* _DESCRIPTION OF THE TASK_
Copy the records below exactly, leaving out every picture.
━━━━━━
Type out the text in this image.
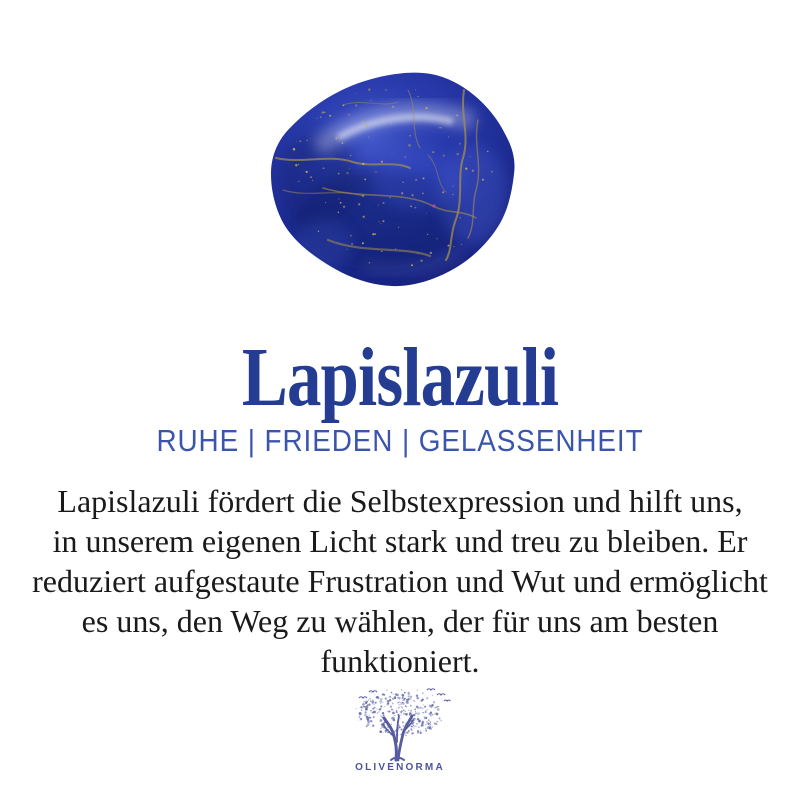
Lapislazuli
RUHE | FRIEDEN | GELASSENHEIT
Lapislazuli fördert die Selbstexpression und hilft uns,
in unserem eigenen Licht stark und treu zu bleiben. Er
reduziert aufgestaute Frustration und Wut und ermöglicht
es uns, den Weg zu wählen, der für uns am besten
funktioniert.
OLIVENORMA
━━━━━━
* _THE RESPONSE_
Type out the text in this image.
Lapislazuli
RUHE | FRIEDEN | GELASSENHEIT
Lapislazuli fördert die Selbstexpression und hilft uns,
in unserem eigenen Licht stark und treu zu bleiben. Er
reduziert aufgestaute Frustration und Wut und ermöglicht
es uns, den Weg zu wählen, der für uns am besten
funktioniert.
OLIVENORMA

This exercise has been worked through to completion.